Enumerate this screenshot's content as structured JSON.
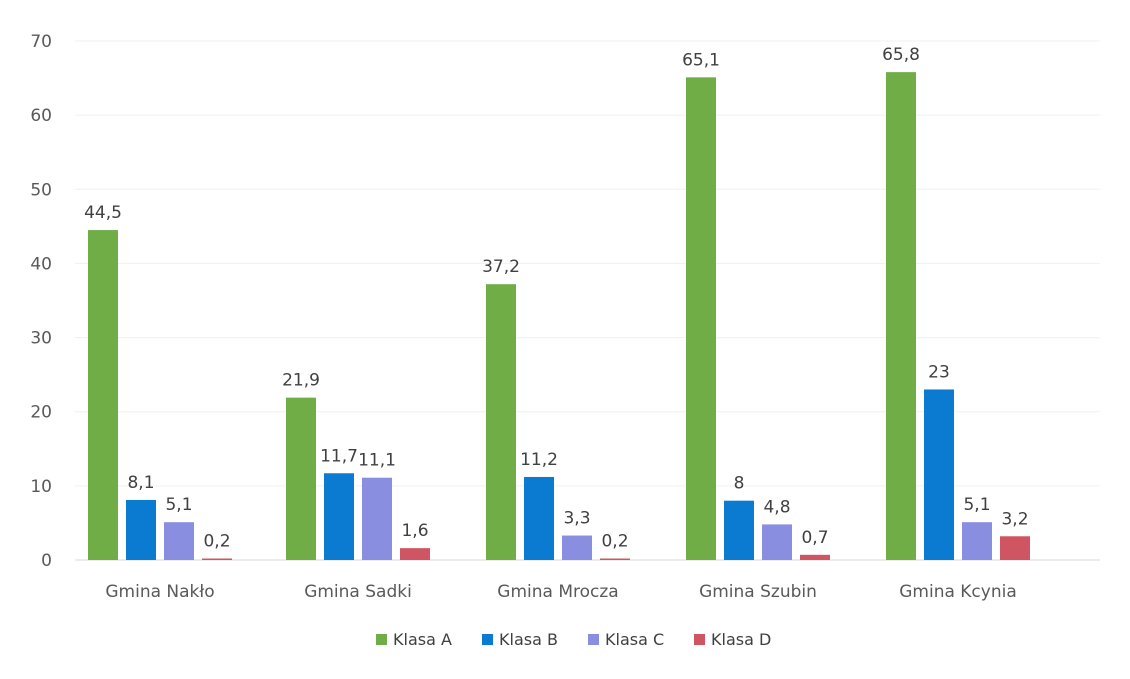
{
  "chart_data": {
    "type": "bar",
    "title": "",
    "xlabel": "",
    "ylabel": "",
    "ylim": [
      0,
      70
    ],
    "yticks": [
      0,
      10,
      20,
      30,
      40,
      50,
      60,
      70
    ],
    "grid": true,
    "legend_position": "bottom",
    "categories": [
      "Gmina Nakło",
      "Gmina Sadki",
      "Gmina Mrocza",
      "Gmina Szubin",
      "Gmina Kcynia"
    ],
    "series": [
      {
        "name": "Klasa A",
        "color": "#70ad47",
        "values": [
          44.5,
          21.9,
          37.2,
          65.1,
          65.8
        ],
        "labels": [
          "44,5",
          "21,9",
          "37,2",
          "65,1",
          "65,8"
        ]
      },
      {
        "name": "Klasa B",
        "color": "#0b7ad1",
        "values": [
          8.1,
          11.7,
          11.2,
          8,
          23
        ],
        "labels": [
          "8,1",
          "11,7",
          "11,2",
          "8",
          "23"
        ]
      },
      {
        "name": "Klasa C",
        "color": "#8a8ee0",
        "values": [
          5.1,
          11.1,
          3.3,
          4.8,
          5.1
        ],
        "labels": [
          "5,1",
          "11,1",
          "3,3",
          "4,8",
          "5,1"
        ]
      },
      {
        "name": "Klasa D",
        "color": "#cf5562",
        "values": [
          0.2,
          1.6,
          0.2,
          0.7,
          3.2
        ],
        "labels": [
          "0,2",
          "1,6",
          "0,2",
          "0,7",
          "3,2"
        ]
      }
    ]
  }
}
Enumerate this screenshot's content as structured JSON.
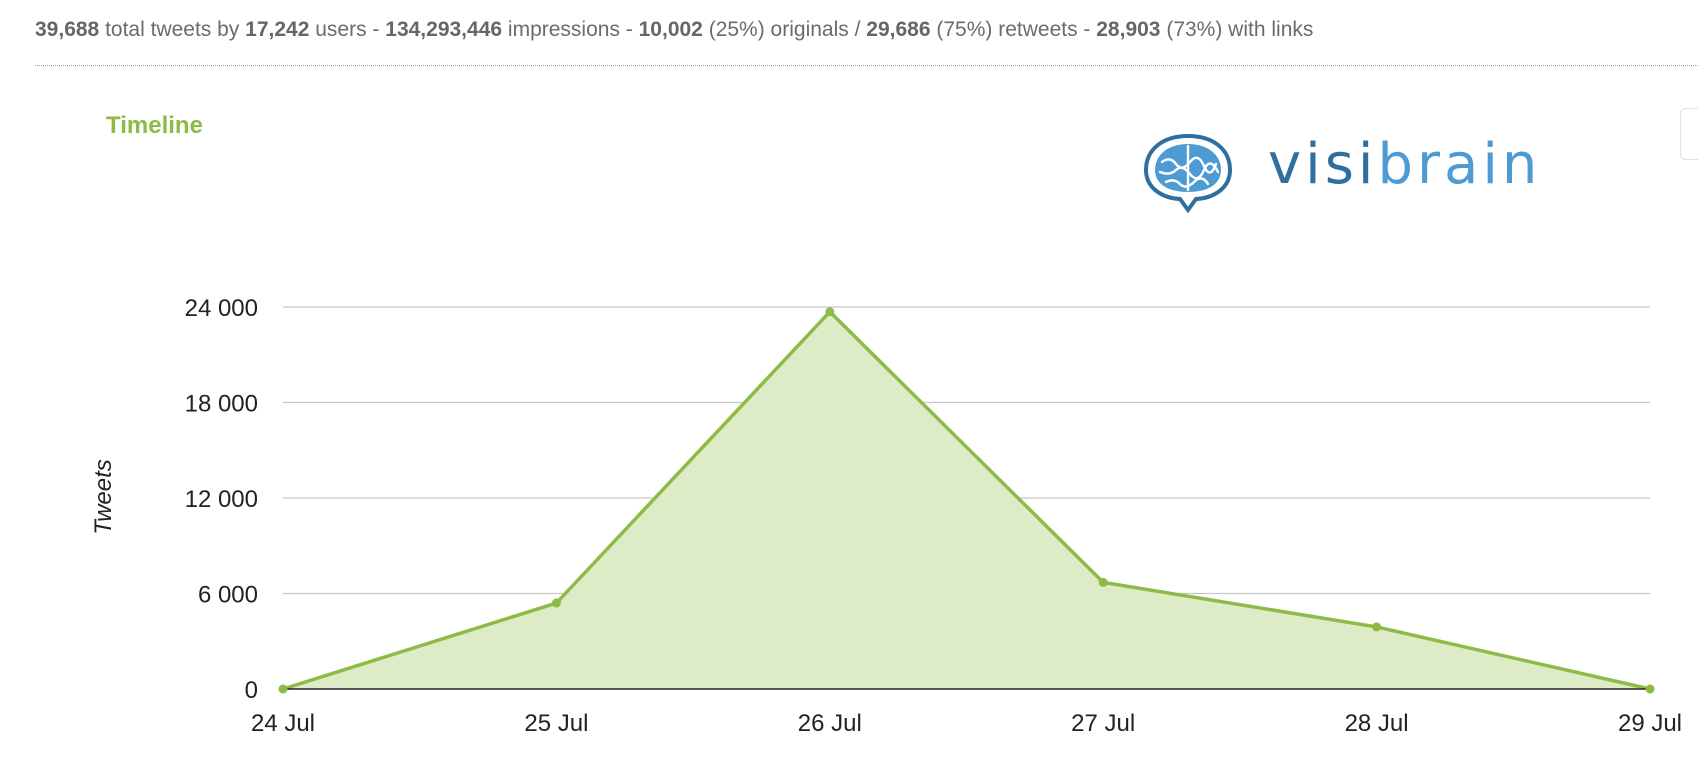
{
  "stats": {
    "total_tweets": "39,688",
    "total_tweets_suffix": "total tweets by",
    "users": "17,242",
    "users_suffix": "users -",
    "impressions": "134,293,446",
    "impressions_suffix": "impressions -",
    "originals": "10,002",
    "originals_suffix": "(25%) originals /",
    "retweets": "29,686",
    "retweets_suffix": "(75%) retweets -",
    "links": "28,903",
    "links_suffix": "(73%) with links"
  },
  "panel": {
    "title": "Timeline"
  },
  "logo": {
    "text_part1": "visi",
    "text_part2": "brain",
    "icon": "brain-speech-bubble-icon"
  },
  "colors": {
    "accent_green": "#8dbb45",
    "area_fill": "#ddecc6",
    "logo_dark_blue": "#2f6fa0",
    "logo_light_blue": "#4e9bd3"
  },
  "chart_data": {
    "type": "area",
    "title": "Timeline",
    "xlabel": "",
    "ylabel": "Tweets",
    "categories": [
      "24 Jul",
      "25 Jul",
      "26 Jul",
      "27 Jul",
      "28 Jul",
      "29 Jul"
    ],
    "values": [
      0,
      5400,
      23700,
      6700,
      3900,
      0
    ],
    "yticks": [
      0,
      6000,
      12000,
      18000,
      24000
    ],
    "ytick_labels": [
      "0",
      "6 000",
      "12 000",
      "18 000",
      "24 000"
    ],
    "ylim": [
      0,
      24000
    ],
    "grid": true,
    "legend": "none"
  }
}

+ + + + + + +

### [Task directions]
Give the data again exactly as written, with all pictures left out.

### [Expected answer]
Enumerate this screenshot's content as structured JSON.
{
  "chart_data": {
    "type": "bar",
    "title": "",
    "xlabel": "",
    "ylabel": "",
    "ylim": [
      0,
      70
    ],
    "yticks": [
      0,
      10,
      20,
      30,
      40,
      50,
      60,
      70
    ],
    "grid": true,
    "legend_position": "bottom",
    "categories": [
      "Gmina Nakło",
      "Gmina Sadki",
      "Gmina Mrocza",
      "Gmina Szubin",
      "Gmina Kcynia"
    ],
    "series": [
      {
        "name": "Klasa A",
        "color": "#70ad47",
        "values": [
          44.5,
          21.9,
          37.2,
          65.1,
          65.8
        ],
        "labels": [
          "44,5",
          "21,9",
          "37,2",
          "65,1",
          "65,8"
        ]
      },
      {
        "name": "Klasa B",
        "color": "#0b7ad1",
        "values": [
          8.1,
          11.7,
          11.2,
          8,
          23
        ],
        "labels": [
          "8,1",
          "11,7",
          "11,2",
          "8",
          "23"
        ]
      },
      {
        "name": "Klasa C",
        "color": "#8a8ee0",
        "values": [
          5.1,
          11.1,
          3.3,
          4.8,
          5.1
        ],
        "labels": [
          "5,1",
          "11,1",
          "3,3",
          "4,8",
          "5,1"
        ]
      },
      {
        "name": "Klasa D",
        "color": "#cf5562",
        "values": [
          0.2,
          1.6,
          0.2,
          0.7,
          3.2
        ],
        "labels": [
          "0,2",
          "1,6",
          "0,2",
          "0,7",
          "3,2"
        ]
      }
    ]
  }
}
Enumerate this screenshot's content as structured JSON.
{
  "stats": {
    "total_tweets": "39,688",
    "total_tweets_suffix": "total tweets by",
    "users": "17,242",
    "users_suffix": "users -",
    "impressions": "134,293,446",
    "impressions_suffix": "impressions -",
    "originals": "10,002",
    "originals_suffix": "(25%) originals /",
    "retweets": "29,686",
    "retweets_suffix": "(75%) retweets -",
    "links": "28,903",
    "links_suffix": "(73%) with links"
  },
  "panel": {
    "title": "Timeline"
  },
  "logo": {
    "text_part1": "visi",
    "text_part2": "brain",
    "icon": "brain-speech-bubble-icon"
  },
  "colors": {
    "accent_green": "#8dbb45",
    "area_fill": "#ddecc6",
    "logo_dark_blue": "#2f6fa0",
    "logo_light_blue": "#4e9bd3"
  },
  "chart_data": {
    "type": "area",
    "title": "Timeline",
    "xlabel": "",
    "ylabel": "Tweets",
    "categories": [
      "24 Jul",
      "25 Jul",
      "26 Jul",
      "27 Jul",
      "28 Jul",
      "29 Jul"
    ],
    "values": [
      0,
      5400,
      23700,
      6700,
      3900,
      0
    ],
    "yticks": [
      0,
      6000,
      12000,
      18000,
      24000
    ],
    "ytick_labels": [
      "0",
      "6 000",
      "12 000",
      "18 000",
      "24 000"
    ],
    "ylim": [
      0,
      24000
    ],
    "grid": true,
    "legend": "none"
  }
}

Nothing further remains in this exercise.